§ **What to do**: Images appear in the records below; leave them out and repeat everything else exactly.

§ **Records shown**:
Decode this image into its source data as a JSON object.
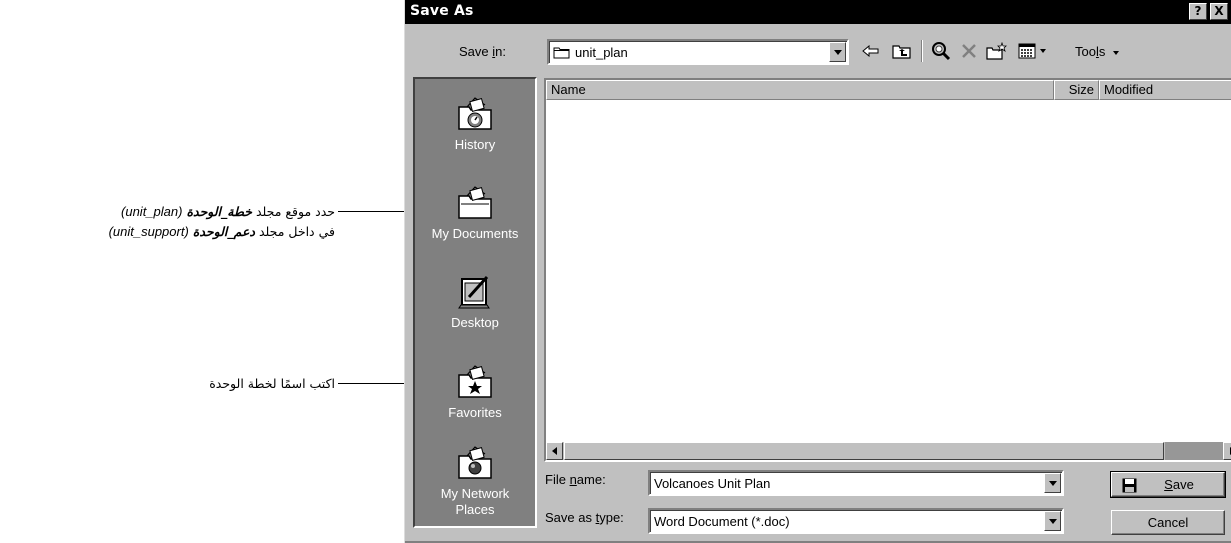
{
  "callouts": {
    "folder_location": {
      "line1_prefix": "حدد موقع مجلد",
      "line1_bold": "خطة_الوحدة",
      "line1_paren": "(unit_plan)",
      "line2_prefix": "في داخل مجلد",
      "line2_bold": "دعم_الوحدة",
      "line2_paren": "(unit_support)"
    },
    "type_name": {
      "text": "اكتب اسمًا لخطة الوحدة"
    }
  },
  "dialog": {
    "title": "Save As",
    "help_glyph": "?",
    "close_glyph": "X",
    "save_in": {
      "label_pre": "Save ",
      "label_u": "i",
      "label_post": "n:",
      "value": "unit_plan"
    },
    "toolbar": {
      "tools_pre": "Too",
      "tools_u": "l",
      "tools_post": "s"
    },
    "places": [
      {
        "label": "History",
        "icon": "history-icon"
      },
      {
        "label": "My Documents",
        "icon": "my-documents-icon"
      },
      {
        "label": "Desktop",
        "icon": "desktop-icon"
      },
      {
        "label": "Favorites",
        "icon": "favorites-icon"
      },
      {
        "label": "My Network Places",
        "icon": "network-places-icon"
      }
    ],
    "columns": {
      "name": "Name",
      "size": "Size",
      "modified": "Modified"
    },
    "file_name": {
      "label_pre": "File ",
      "label_u": "n",
      "label_post": "ame:",
      "value": "Volcanoes Unit Plan"
    },
    "save_as_type": {
      "label_pre": "Save as ",
      "label_u": "t",
      "label_post": "ype:",
      "value": "Word Document (*.doc)"
    },
    "buttons": {
      "save_u": "S",
      "save_post": "ave",
      "cancel": "Cancel"
    }
  }
}
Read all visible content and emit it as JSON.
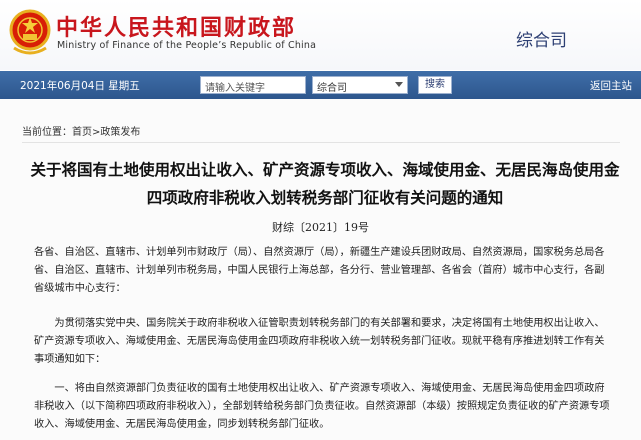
{
  "header": {
    "title_cn": "中华人民共和国财政部",
    "title_en": "Ministry of Finance of the People’s Republic of China",
    "dept": "综合司",
    "colors": {
      "brand_red": "#c8161d",
      "dept_blue": "#2d3f73"
    }
  },
  "navbar": {
    "date": "2021年06月04日 星期五",
    "search_placeholder": "请输入关键字",
    "select_value": "综合司",
    "search_button": "搜索",
    "home_link": "返回主站",
    "color": "#3f6ea8"
  },
  "breadcrumb": {
    "prefix": "当前位置：",
    "home": "首页",
    "separator": ">",
    "section": "政策发布"
  },
  "article": {
    "title": "关于将国有土地使用权出让收入、矿产资源专项收入、海域使用金、无居民海岛使用金四项政府非税收入划转税务部门征收有关问题的通知",
    "doc_number": "财综〔2021〕19号",
    "paragraphs": [
      "各省、自治区、直辖市、计划单列市财政厅（局）、自然资源厅（局），新疆生产建设兵团财政局、自然资源局，国家税务总局各省、自治区、直辖市、计划单列市税务局，中国人民银行上海总部，各分行、营业管理部、各省会（首府）城市中心支行，各副省级城市中心支行：",
      "为贯彻落实党中央、国务院关于政府非税收入征管职责划转税务部门的有关部署和要求，决定将国有土地使用权出让收入、矿产资源专项收入、海域使用金、无居民海岛使用金四项政府非税收入统一划转税务部门征收。现就平稳有序推进划转工作有关事项通知如下：",
      "一、将由自然资源部门负责征收的国有土地使用权出让收入、矿产资源专项收入、海域使用金、无居民海岛使用金四项政府非税收入（以下简称四项政府非税收入），全部划转给税务部门负责征收。自然资源部（本级）按照规定负责征收的矿产资源专项收入、海域使用金、无居民海岛使用金，同步划转税务部门征收。"
    ]
  }
}
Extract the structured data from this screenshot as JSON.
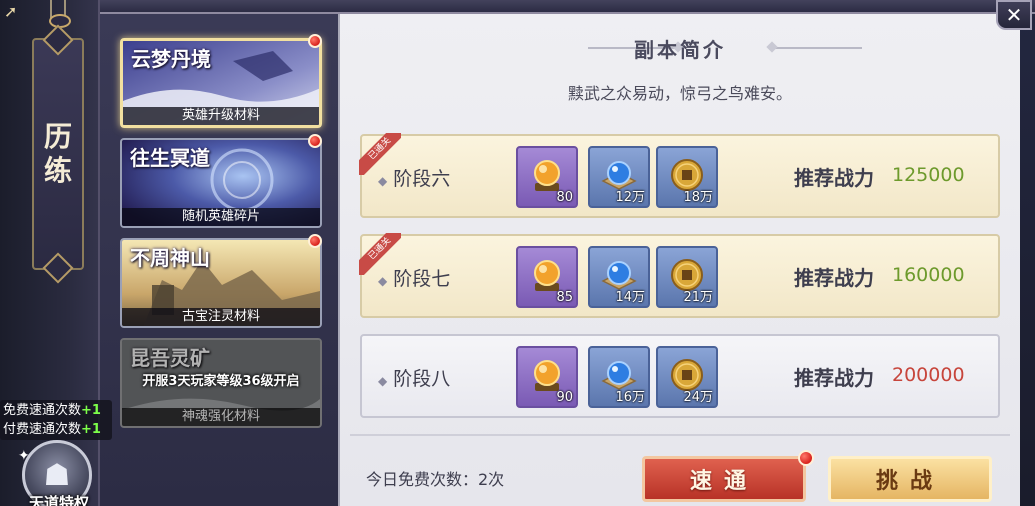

§ **The completed task**:
Decode this image into its source data as a JSON object.
{
  "callouts": {
    "folder_location": {
      "line1_prefix": "حدد موقع مجلد",
      "line1_bold": "خطة_الوحدة",
      "line1_paren": "(unit_plan)",
      "line2_prefix": "في داخل مجلد",
      "line2_bold": "دعم_الوحدة",
      "line2_paren": "(unit_support)"
    },
    "type_name": {
      "text": "اكتب اسمًا لخطة الوحدة"
    }
  },
  "dialog": {
    "title": "Save As",
    "help_glyph": "?",
    "close_glyph": "X",
    "save_in": {
      "label_pre": "Save ",
      "label_u": "i",
      "label_post": "n:",
      "value": "unit_plan"
    },
    "toolbar": {
      "tools_pre": "Too",
      "tools_u": "l",
      "tools_post": "s"
    },
    "places": [
      {
        "label": "History",
        "icon": "history-icon"
      },
      {
        "label": "My Documents",
        "icon": "my-documents-icon"
      },
      {
        "label": "Desktop",
        "icon": "desktop-icon"
      },
      {
        "label": "Favorites",
        "icon": "favorites-icon"
      },
      {
        "label": "My Network Places",
        "icon": "network-places-icon"
      }
    ],
    "columns": {
      "name": "Name",
      "size": "Size",
      "modified": "Modified"
    },
    "file_name": {
      "label_pre": "File ",
      "label_u": "n",
      "label_post": "ame:",
      "value": "Volcanoes Unit Plan"
    },
    "save_as_type": {
      "label_pre": "Save as ",
      "label_u": "t",
      "label_post": "ype:",
      "value": "Word Document (*.doc)"
    },
    "buttons": {
      "save_u": "S",
      "save_post": "ave",
      "cancel": "Cancel"
    }
  }
}
Read all visible content and emit it as JSON.
{
  "header": {
    "title_cn": "中华人民共和国财政部",
    "title_en": "Ministry of Finance of the People’s Republic of China",
    "dept": "综合司",
    "colors": {
      "brand_red": "#c8161d",
      "dept_blue": "#2d3f73"
    }
  },
  "navbar": {
    "date": "2021年06月04日 星期五",
    "search_placeholder": "请输入关键字",
    "select_value": "综合司",
    "search_button": "搜索",
    "home_link": "返回主站",
    "color": "#3f6ea8"
  },
  "breadcrumb": {
    "prefix": "当前位置：",
    "home": "首页",
    "separator": ">",
    "section": "政策发布"
  },
  "article": {
    "title": "关于将国有土地使用权出让收入、矿产资源专项收入、海域使用金、无居民海岛使用金四项政府非税收入划转税务部门征收有关问题的通知",
    "doc_number": "财综〔2021〕19号",
    "paragraphs": [
      "各省、自治区、直辖市、计划单列市财政厅（局）、自然资源厅（局），新疆生产建设兵团财政局、自然资源局，国家税务总局各省、自治区、直辖市、计划单列市税务局，中国人民银行上海总部，各分行、营业管理部、各省会（首府）城市中心支行，各副省级城市中心支行：",
      "为贯彻落实党中央、国务院关于政府非税收入征管职责划转税务部门的有关部署和要求，决定将国有土地使用权出让收入、矿产资源专项收入、海域使用金、无居民海岛使用金四项政府非税收入统一划转税务部门征收。现就平稳有序推进划转工作有关事项通知如下：",
      "一、将由自然资源部门负责征收的国有土地使用权出让收入、矿产资源专项收入、海域使用金、无居民海岛使用金四项政府非税收入（以下简称四项政府非税收入），全部划转给税务部门负责征收。自然资源部（本级）按照规定负责征收的矿产资源专项收入、海域使用金、无居民海岛使用金，同步划转税务部门征收。"
    ]
  }
}
Extract the structured data from this screenshot as JSON.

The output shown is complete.